INSTRUCTION
State how many lines contain the string "type", and write nothing else.

[Dataset entries on figures]
---------------
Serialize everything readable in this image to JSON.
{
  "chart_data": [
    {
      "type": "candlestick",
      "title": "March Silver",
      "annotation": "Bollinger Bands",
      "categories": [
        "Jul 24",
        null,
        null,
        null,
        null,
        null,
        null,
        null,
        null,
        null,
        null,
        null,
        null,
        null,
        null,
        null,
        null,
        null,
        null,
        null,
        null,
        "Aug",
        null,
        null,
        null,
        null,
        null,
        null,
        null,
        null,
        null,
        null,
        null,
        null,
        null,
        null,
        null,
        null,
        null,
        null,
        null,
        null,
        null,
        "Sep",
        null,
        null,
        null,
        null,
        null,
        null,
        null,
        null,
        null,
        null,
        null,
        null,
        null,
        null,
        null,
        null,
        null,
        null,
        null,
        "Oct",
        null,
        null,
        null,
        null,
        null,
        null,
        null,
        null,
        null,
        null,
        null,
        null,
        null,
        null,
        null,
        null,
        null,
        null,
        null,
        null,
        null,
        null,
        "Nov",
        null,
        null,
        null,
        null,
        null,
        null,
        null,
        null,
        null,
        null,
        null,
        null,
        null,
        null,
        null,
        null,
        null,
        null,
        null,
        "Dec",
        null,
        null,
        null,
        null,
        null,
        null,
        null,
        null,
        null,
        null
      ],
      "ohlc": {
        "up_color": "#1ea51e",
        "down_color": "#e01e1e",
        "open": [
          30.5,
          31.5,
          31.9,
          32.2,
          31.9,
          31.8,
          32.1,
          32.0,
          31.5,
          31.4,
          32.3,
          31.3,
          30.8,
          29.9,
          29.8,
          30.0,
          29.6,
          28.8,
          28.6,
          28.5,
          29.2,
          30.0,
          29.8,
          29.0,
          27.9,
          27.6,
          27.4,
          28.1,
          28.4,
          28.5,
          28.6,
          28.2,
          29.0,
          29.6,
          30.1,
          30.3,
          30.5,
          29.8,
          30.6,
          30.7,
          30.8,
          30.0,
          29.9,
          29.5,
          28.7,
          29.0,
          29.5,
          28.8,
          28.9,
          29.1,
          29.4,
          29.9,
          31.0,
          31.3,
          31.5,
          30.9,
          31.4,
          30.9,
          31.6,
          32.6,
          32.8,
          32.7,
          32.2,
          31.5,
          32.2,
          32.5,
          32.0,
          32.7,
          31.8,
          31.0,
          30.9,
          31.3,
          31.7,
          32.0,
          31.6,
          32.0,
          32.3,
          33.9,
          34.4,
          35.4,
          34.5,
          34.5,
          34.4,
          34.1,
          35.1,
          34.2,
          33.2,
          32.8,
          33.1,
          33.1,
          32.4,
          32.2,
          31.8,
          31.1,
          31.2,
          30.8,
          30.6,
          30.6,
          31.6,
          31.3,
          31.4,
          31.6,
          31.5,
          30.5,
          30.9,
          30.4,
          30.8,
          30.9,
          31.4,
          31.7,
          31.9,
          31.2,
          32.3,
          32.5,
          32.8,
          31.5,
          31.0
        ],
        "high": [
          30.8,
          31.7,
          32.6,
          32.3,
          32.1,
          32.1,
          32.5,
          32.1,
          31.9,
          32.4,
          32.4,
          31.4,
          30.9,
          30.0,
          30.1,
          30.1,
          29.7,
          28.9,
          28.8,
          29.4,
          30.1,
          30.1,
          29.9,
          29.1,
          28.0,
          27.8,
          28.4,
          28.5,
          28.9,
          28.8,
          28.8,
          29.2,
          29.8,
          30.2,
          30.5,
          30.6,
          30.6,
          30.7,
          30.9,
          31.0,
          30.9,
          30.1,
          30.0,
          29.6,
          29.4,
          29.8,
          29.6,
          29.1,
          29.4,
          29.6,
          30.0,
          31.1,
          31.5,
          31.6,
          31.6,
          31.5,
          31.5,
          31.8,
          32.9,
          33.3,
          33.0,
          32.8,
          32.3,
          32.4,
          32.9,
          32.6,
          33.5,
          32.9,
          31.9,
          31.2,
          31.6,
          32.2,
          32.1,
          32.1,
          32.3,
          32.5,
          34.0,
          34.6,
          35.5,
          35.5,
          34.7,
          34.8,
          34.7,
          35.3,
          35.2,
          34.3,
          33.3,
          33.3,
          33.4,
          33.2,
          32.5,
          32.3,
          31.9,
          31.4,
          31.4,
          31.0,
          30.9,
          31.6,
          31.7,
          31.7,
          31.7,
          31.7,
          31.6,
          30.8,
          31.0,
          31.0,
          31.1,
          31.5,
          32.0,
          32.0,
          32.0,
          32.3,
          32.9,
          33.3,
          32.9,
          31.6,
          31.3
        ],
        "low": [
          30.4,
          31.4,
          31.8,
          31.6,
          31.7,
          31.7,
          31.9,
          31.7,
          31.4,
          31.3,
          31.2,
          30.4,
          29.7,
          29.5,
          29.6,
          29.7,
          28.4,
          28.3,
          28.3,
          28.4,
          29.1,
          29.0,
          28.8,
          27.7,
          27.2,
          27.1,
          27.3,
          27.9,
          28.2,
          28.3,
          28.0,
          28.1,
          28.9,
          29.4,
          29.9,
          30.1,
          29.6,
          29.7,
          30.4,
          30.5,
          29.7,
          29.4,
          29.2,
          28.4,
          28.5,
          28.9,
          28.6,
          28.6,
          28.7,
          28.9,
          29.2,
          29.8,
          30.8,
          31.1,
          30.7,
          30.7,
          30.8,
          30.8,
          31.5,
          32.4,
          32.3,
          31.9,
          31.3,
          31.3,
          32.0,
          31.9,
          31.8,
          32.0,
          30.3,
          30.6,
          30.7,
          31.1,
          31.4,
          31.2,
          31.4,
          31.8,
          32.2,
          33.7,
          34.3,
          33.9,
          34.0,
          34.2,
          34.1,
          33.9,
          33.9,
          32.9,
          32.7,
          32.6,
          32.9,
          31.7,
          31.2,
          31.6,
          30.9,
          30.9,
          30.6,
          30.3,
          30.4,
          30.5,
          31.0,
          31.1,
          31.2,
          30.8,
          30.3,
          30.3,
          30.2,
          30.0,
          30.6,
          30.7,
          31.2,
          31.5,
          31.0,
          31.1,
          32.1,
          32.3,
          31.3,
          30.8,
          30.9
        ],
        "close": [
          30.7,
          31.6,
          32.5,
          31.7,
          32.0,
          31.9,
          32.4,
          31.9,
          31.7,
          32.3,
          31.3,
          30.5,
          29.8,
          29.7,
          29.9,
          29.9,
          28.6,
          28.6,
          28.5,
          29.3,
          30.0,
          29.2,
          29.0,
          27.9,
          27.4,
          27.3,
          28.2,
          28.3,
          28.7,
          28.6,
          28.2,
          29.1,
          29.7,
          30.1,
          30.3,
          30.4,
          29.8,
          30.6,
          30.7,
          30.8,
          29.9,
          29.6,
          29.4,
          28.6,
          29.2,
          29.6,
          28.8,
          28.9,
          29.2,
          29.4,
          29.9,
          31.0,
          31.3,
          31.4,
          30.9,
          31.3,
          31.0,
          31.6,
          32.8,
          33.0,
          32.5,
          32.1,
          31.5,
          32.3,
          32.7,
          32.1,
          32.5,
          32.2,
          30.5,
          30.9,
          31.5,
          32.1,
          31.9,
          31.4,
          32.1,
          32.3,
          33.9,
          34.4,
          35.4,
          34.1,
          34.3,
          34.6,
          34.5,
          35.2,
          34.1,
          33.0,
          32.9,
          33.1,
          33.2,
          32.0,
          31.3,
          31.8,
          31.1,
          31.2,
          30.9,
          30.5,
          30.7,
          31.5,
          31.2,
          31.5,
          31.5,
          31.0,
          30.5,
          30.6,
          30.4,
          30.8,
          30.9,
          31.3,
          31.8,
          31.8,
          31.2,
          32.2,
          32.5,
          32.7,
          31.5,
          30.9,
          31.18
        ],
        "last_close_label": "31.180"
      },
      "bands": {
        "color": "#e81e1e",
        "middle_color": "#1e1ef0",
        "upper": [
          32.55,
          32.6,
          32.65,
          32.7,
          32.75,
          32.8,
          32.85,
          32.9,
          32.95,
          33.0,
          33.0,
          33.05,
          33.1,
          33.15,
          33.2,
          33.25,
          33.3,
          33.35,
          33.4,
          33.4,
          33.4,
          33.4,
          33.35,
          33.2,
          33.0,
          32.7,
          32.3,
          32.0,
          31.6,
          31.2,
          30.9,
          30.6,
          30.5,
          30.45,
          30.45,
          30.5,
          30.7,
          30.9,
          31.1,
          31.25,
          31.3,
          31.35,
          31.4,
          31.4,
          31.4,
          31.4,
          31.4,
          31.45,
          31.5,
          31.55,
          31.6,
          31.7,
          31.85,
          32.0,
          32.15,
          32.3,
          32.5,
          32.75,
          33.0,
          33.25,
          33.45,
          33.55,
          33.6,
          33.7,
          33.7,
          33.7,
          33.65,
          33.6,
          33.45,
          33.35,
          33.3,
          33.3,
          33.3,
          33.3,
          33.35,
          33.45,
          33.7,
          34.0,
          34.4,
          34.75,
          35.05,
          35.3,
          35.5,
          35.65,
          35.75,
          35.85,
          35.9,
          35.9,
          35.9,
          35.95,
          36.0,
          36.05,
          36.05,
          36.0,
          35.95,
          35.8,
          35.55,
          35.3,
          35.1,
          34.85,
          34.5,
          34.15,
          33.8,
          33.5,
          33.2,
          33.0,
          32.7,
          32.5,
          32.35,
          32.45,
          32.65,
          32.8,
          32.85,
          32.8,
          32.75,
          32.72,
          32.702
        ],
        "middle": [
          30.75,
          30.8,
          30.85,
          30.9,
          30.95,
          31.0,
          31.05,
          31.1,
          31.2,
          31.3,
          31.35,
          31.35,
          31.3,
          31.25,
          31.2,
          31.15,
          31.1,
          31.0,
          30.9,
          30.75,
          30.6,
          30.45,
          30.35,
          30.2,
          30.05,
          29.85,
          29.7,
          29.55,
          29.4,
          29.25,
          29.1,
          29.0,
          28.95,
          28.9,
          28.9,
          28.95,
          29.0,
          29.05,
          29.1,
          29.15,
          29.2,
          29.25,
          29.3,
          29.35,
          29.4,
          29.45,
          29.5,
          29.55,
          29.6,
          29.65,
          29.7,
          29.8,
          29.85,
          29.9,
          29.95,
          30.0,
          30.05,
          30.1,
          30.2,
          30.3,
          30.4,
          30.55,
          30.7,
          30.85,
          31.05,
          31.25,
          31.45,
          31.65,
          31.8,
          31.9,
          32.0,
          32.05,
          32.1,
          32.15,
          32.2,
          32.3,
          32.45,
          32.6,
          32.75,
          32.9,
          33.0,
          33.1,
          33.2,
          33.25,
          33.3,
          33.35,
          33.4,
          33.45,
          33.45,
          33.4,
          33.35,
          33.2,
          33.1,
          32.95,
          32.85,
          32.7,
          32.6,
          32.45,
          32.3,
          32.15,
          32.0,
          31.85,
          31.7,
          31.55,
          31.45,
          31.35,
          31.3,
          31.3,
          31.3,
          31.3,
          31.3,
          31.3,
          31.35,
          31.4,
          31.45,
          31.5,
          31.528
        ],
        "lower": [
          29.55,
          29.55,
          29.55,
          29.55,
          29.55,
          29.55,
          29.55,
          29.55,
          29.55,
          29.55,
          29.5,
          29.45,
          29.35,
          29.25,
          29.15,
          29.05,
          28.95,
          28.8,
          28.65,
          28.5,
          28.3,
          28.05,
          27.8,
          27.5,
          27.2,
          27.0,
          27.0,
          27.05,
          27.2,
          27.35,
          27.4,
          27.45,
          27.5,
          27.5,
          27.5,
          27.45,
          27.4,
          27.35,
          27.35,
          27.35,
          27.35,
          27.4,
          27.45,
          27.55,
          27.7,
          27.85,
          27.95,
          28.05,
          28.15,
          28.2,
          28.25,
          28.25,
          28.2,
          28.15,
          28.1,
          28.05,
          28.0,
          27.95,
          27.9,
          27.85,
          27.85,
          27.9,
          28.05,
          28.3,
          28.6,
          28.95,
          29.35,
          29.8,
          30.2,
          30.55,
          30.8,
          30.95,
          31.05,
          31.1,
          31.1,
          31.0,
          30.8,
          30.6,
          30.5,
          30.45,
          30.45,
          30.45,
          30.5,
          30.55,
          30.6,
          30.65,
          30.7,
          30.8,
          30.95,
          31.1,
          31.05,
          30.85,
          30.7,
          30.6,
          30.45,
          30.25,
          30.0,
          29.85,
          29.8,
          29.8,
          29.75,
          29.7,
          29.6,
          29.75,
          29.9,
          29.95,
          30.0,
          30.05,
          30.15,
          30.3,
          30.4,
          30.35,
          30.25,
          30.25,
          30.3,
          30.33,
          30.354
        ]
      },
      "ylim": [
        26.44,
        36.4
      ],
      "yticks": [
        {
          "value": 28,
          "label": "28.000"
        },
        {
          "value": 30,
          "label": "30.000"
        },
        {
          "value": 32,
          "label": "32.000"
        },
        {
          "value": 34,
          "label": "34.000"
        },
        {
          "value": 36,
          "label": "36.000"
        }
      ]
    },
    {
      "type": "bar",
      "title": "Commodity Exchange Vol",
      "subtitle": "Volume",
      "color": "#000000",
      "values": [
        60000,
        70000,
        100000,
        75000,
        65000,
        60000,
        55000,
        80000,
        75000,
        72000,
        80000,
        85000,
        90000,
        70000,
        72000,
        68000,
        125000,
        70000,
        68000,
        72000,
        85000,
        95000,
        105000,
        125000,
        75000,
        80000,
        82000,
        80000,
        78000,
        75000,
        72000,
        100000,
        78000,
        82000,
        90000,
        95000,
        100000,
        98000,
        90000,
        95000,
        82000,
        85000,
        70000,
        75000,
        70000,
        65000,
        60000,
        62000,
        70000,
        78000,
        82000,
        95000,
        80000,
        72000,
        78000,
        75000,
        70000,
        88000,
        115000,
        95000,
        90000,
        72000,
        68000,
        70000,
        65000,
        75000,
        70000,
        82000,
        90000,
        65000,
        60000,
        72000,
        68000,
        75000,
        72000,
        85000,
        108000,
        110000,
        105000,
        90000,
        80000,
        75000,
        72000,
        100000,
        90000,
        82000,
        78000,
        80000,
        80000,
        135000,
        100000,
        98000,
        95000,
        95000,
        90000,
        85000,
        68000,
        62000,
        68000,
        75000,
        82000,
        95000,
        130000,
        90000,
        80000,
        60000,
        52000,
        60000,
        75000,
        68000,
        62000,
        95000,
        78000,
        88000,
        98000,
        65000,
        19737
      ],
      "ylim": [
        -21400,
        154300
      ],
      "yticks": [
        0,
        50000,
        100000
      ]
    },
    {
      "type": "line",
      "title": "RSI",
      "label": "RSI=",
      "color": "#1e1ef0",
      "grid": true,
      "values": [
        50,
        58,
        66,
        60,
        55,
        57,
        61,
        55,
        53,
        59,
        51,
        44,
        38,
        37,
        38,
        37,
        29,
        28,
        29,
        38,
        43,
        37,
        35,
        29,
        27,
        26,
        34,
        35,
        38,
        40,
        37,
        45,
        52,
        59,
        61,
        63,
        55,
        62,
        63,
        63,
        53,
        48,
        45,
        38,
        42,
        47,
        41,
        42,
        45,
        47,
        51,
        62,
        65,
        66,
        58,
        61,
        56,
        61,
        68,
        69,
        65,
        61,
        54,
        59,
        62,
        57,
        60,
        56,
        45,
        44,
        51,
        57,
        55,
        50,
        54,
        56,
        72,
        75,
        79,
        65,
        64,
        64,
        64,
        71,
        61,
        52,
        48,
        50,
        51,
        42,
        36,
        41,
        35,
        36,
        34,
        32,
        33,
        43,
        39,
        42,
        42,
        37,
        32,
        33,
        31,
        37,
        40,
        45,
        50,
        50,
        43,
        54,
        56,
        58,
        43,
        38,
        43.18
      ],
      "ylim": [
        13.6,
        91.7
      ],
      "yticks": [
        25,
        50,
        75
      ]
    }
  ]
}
---------------
WRITTEN ANSWER
3